→ WHAT YOU WILL DO: Check each line of the listing, and copy it if it contains the word "Labour".

→ Records about charts and figures:
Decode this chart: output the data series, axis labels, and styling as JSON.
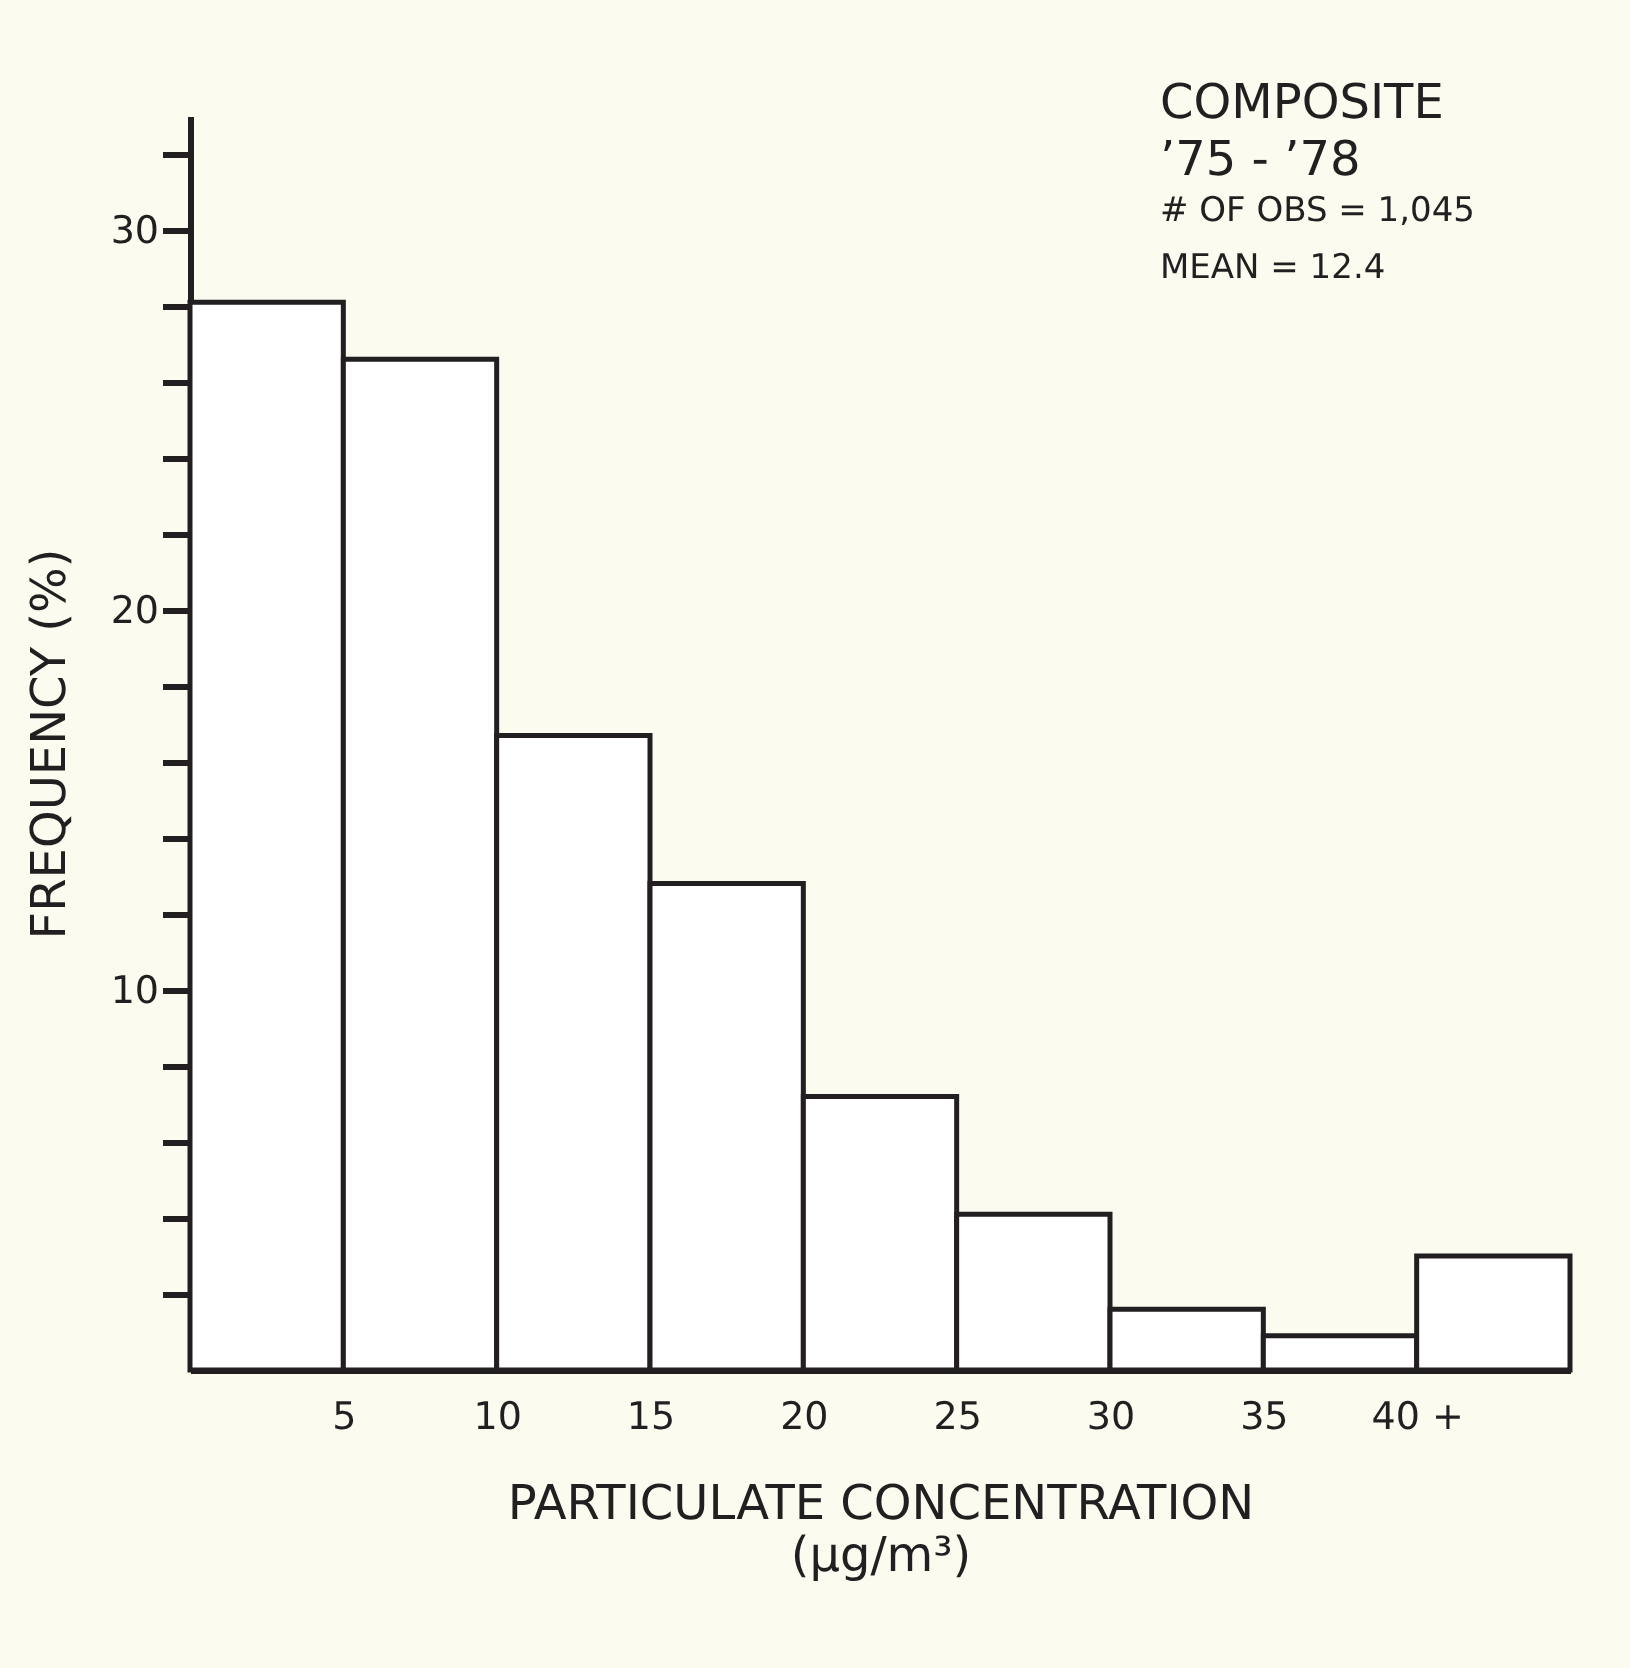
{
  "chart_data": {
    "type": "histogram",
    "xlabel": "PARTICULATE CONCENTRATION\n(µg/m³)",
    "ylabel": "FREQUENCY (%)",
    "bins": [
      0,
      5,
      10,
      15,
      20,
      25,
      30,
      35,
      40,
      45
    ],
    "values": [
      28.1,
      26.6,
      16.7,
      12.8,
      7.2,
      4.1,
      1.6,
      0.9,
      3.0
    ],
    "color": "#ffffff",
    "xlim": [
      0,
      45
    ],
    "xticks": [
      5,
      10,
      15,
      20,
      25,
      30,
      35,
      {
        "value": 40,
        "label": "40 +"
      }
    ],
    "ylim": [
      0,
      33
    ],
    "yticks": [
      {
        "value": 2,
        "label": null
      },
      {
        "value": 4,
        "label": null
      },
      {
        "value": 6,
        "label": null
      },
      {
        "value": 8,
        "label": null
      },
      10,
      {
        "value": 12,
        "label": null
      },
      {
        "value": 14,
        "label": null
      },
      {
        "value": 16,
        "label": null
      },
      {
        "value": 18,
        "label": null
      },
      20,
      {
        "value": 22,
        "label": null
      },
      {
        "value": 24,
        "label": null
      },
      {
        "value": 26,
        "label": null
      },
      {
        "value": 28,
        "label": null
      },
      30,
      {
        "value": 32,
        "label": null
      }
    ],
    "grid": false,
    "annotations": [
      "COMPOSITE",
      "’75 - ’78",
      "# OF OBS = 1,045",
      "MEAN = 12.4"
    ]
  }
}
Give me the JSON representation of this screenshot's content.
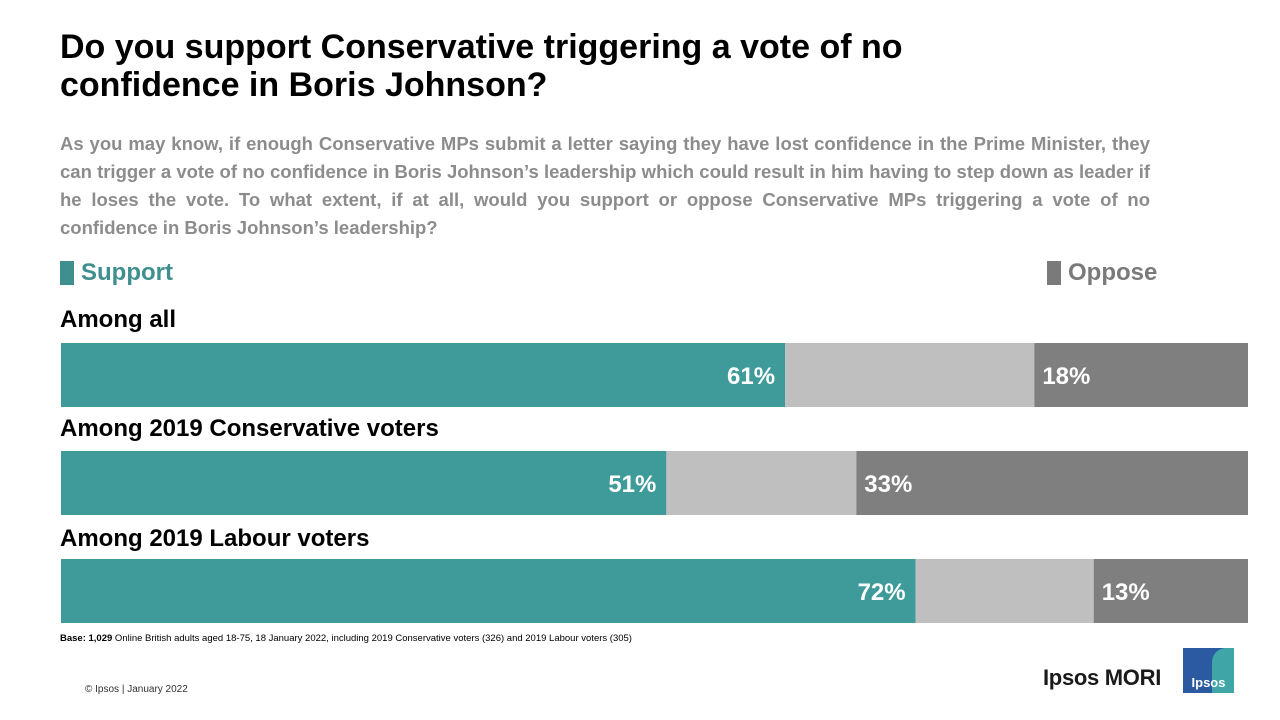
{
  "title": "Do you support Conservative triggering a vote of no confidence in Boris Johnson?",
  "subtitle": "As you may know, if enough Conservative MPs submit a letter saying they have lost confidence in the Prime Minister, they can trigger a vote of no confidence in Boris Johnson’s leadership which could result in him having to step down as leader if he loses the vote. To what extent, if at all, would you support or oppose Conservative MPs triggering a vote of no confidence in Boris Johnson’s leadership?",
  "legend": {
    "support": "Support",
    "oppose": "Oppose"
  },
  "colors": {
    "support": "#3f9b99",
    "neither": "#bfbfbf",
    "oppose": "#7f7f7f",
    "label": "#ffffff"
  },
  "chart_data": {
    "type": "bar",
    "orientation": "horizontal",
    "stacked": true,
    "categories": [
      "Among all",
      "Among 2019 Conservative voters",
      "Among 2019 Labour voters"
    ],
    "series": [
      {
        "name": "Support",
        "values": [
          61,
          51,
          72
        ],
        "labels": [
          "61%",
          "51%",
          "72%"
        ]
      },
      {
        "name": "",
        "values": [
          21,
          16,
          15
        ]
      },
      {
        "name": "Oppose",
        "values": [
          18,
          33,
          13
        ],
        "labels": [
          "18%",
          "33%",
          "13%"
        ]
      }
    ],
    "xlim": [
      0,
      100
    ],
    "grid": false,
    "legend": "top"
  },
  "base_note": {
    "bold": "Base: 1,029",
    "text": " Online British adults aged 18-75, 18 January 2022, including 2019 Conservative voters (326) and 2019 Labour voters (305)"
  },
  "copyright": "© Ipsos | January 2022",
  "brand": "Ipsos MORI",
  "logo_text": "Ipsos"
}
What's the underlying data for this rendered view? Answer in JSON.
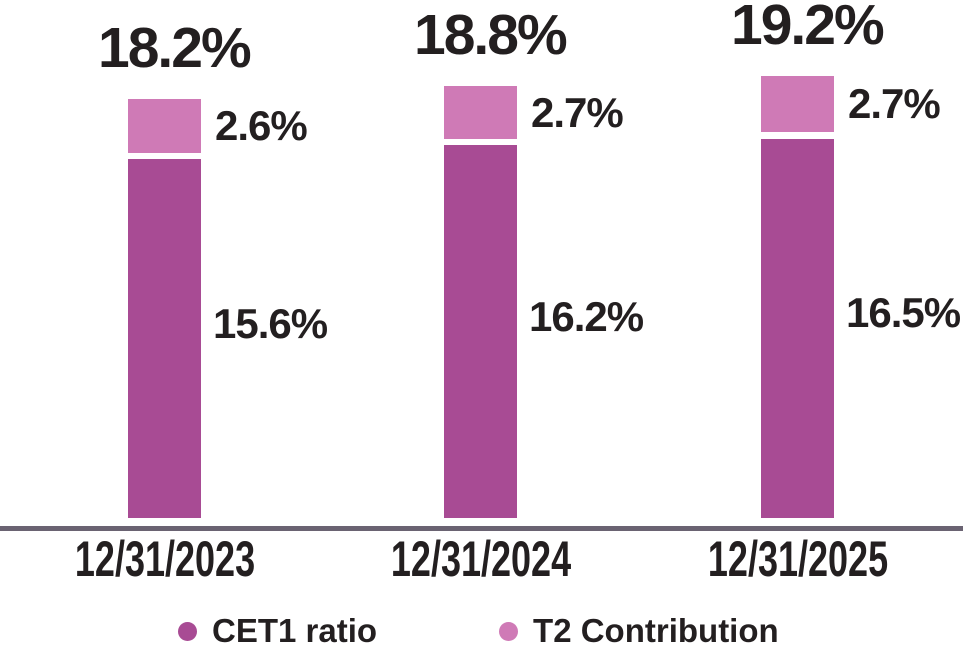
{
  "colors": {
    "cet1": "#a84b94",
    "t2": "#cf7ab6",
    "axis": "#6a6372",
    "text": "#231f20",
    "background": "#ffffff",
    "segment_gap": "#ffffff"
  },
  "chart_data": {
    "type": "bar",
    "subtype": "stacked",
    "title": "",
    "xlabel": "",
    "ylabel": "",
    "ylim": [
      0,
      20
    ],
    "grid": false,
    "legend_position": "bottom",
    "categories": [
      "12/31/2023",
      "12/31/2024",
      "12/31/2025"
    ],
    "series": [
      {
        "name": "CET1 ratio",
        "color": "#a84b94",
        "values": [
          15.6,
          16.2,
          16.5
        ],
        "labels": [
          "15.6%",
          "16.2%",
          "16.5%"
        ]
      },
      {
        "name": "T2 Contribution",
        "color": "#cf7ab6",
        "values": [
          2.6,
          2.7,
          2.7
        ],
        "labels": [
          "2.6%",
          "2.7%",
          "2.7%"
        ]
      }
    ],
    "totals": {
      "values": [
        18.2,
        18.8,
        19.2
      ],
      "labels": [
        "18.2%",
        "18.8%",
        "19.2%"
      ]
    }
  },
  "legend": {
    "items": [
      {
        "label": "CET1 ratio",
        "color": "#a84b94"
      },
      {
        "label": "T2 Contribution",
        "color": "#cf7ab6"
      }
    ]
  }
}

→ WRITTEN ANSWER:
      "Among 2019 Labour voters"
    "text": " Online British adults aged 18-75, 18 January 2022, including 2019 Conservative voters (326) and 2019 Labour voters (305)"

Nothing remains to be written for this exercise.